> **Task**: Every entry that follows should be reproduced exactly.

══ Source data

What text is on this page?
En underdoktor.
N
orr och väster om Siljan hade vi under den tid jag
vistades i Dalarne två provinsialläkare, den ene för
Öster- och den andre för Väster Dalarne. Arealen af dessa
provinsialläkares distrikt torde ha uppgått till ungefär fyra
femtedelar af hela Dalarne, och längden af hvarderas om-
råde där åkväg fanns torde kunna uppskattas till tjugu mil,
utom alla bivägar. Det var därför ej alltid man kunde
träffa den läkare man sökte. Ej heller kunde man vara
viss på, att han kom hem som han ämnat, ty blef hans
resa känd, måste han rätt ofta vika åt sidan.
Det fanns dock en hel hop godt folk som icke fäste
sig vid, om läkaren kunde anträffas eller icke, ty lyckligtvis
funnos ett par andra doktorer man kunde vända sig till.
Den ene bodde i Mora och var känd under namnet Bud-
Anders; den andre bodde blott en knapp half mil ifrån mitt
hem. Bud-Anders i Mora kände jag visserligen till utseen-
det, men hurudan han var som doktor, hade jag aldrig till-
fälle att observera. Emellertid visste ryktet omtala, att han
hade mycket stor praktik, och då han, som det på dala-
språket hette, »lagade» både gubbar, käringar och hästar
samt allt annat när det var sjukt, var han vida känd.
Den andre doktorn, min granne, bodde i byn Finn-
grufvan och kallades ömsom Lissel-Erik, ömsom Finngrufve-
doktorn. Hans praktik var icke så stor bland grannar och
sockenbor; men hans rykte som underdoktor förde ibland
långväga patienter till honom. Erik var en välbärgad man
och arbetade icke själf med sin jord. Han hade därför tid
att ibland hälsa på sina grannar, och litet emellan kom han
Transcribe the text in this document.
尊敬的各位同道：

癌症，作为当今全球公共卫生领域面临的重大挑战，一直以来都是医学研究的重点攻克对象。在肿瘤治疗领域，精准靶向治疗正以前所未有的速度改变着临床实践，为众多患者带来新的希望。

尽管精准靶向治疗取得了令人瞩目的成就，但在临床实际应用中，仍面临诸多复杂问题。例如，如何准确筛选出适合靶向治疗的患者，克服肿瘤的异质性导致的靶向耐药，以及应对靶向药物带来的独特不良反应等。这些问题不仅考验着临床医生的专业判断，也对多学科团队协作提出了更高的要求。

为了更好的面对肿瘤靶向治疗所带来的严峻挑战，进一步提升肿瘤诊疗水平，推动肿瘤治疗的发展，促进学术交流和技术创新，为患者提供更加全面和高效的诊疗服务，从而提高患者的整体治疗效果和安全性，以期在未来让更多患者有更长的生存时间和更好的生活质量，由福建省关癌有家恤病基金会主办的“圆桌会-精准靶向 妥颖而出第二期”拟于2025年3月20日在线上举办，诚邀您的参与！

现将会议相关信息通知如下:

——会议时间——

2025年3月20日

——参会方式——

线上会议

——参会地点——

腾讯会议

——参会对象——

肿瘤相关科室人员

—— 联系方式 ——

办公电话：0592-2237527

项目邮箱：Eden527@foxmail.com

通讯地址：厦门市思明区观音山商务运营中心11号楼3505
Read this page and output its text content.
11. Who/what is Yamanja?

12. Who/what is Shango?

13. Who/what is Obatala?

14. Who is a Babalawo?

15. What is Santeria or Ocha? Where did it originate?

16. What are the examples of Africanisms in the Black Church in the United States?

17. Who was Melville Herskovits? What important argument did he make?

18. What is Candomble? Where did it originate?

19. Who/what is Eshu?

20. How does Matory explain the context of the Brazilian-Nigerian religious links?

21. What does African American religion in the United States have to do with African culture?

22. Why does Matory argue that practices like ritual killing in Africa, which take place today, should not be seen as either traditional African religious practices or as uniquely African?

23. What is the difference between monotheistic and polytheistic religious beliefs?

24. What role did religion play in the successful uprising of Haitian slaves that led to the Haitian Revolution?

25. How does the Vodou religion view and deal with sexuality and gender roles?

════

> **Result of the exercise**:
What text is on this page?
En underdoktor.
N
orr och väster om Siljan hade vi under den tid jag
vistades i Dalarne två provinsialläkare, den ene för
Öster- och den andre för Väster Dalarne. Arealen af dessa
provinsialläkares distrikt torde ha uppgått till ungefär fyra
femtedelar af hela Dalarne, och längden af hvarderas om-
råde där åkväg fanns torde kunna uppskattas till tjugu mil,
utom alla bivägar. Det var därför ej alltid man kunde
träffa den läkare man sökte. Ej heller kunde man vara
viss på, att han kom hem som han ämnat, ty blef hans
resa känd, måste han rätt ofta vika åt sidan.
Det fanns dock en hel hop godt folk som icke fäste
sig vid, om läkaren kunde anträffas eller icke, ty lyckligtvis
funnos ett par andra doktorer man kunde vända sig till.
Den ene bodde i Mora och var känd under namnet Bud-
Anders; den andre bodde blott en knapp half mil ifrån mitt
hem. Bud-Anders i Mora kände jag visserligen till utseen-
det, men hurudan han var som doktor, hade jag aldrig till-
fälle att observera. Emellertid visste ryktet omtala, att han
hade mycket stor praktik, och då han, som det på dala-
språket hette, »lagade» både gubbar, käringar och hästar
samt allt annat när det var sjukt, var han vida känd.
Den andre doktorn, min granne, bodde i byn Finn-
grufvan och kallades ömsom Lissel-Erik, ömsom Finngrufve-
doktorn. Hans praktik var icke så stor bland grannar och
sockenbor; men hans rykte som underdoktor förde ibland
långväga patienter till honom. Erik var en välbärgad man
och arbetade icke själf med sin jord. Han hade därför tid
att ibland hälsa på sina grannar, och litet emellan kom han
Transcribe the text in this document.
尊敬的各位同道：

癌症，作为当今全球公共卫生领域面临的重大挑战，一直以来都是医学研究的重点攻克对象。在肿瘤治疗领域，精准靶向治疗正以前所未有的速度改变着临床实践，为众多患者带来新的希望。

尽管精准靶向治疗取得了令人瞩目的成就，但在临床实际应用中，仍面临诸多复杂问题。例如，如何准确筛选出适合靶向治疗的患者，克服肿瘤的异质性导致的靶向耐药，以及应对靶向药物带来的独特不良反应等。这些问题不仅考验着临床医生的专业判断，也对多学科团队协作提出了更高的要求。

为了更好的面对肿瘤靶向治疗所带来的严峻挑战，进一步提升肿瘤诊疗水平，推动肿瘤治疗的发展，促进学术交流和技术创新，为患者提供更加全面和高效的诊疗服务，从而提高患者的整体治疗效果和安全性，以期在未来让更多患者有更长的生存时间和更好的生活质量，由福建省关癌有家恤病基金会主办的“圆桌会-精准靶向 妥颖而出第二期”拟于2025年3月20日在线上举办，诚邀您的参与！

现将会议相关信息通知如下:

——会议时间——

2025年3月20日

——参会方式——

线上会议

——参会地点——

腾讯会议

——参会对象——

肿瘤相关科室人员

—— 联系方式 ——

办公电话：0592-2237527

项目邮箱：Eden527@foxmail.com

通讯地址：厦门市思明区观音山商务运营中心11号楼3505
Read this page and output its text content.
11. Who/what is Yamanja?

12. Who/what is Shango?

13. Who/what is Obatala?

14. Who is a Babalawo?

15. What is Santeria or Ocha? Where did it originate?

16. What are the examples of Africanisms in the Black Church in the United States?

17. Who was Melville Herskovits? What important argument did he make?

18. What is Candomble? Where did it originate?

19. Who/what is Eshu?

20. How does Matory explain the context of the Brazilian-Nigerian religious links?

21. What does African American religion in the United States have to do with African culture?

22. Why does Matory argue that practices like ritual killing in Africa, which take place today, should not be seen as either traditional African religious practices or as uniquely African?

23. What is the difference between monotheistic and polytheistic religious beliefs?

24. What role did religion play in the successful uprising of Haitian slaves that led to the Haitian Revolution?

25. How does the Vodou religion view and deal with sexuality and gender roles?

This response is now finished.